■ **Items from a data source**:
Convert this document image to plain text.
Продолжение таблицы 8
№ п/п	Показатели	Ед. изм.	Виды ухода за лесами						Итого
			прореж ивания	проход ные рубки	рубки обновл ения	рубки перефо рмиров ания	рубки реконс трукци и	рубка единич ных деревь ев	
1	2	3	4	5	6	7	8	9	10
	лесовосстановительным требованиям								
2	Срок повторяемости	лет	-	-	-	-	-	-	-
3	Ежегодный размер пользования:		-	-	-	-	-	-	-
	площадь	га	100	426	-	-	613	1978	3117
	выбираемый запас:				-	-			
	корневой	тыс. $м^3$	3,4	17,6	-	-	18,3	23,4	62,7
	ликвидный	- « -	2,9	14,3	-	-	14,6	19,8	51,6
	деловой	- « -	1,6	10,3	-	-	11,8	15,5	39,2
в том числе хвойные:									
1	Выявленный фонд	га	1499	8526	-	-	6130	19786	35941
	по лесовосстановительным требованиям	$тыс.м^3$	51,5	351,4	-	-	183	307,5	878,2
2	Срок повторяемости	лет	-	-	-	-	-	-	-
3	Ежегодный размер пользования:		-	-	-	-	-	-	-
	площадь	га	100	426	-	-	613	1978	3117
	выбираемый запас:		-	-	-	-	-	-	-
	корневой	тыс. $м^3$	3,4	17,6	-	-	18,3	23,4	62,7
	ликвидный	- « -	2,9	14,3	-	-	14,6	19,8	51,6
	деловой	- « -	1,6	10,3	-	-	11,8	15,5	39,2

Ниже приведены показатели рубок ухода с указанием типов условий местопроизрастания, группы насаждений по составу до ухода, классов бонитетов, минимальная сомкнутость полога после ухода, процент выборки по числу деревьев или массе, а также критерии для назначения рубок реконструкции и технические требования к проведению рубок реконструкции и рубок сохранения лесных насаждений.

==

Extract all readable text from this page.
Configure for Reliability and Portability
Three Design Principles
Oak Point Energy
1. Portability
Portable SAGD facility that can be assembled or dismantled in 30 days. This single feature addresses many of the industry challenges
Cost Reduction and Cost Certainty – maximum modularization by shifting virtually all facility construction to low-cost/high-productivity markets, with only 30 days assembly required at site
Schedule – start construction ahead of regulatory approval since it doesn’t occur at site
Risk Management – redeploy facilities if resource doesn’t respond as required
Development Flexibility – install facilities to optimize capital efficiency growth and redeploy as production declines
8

■ **TO DO**: Look through the data above. Copy every line with the string "лесовосстановительным" in it.

■ **SOLUTION**:
	лесовосстановительным требованиям								
	по лесовосстановительным требованиям	$тыс.м^3$	51,5	351,4	-	-	183	307,5	878,2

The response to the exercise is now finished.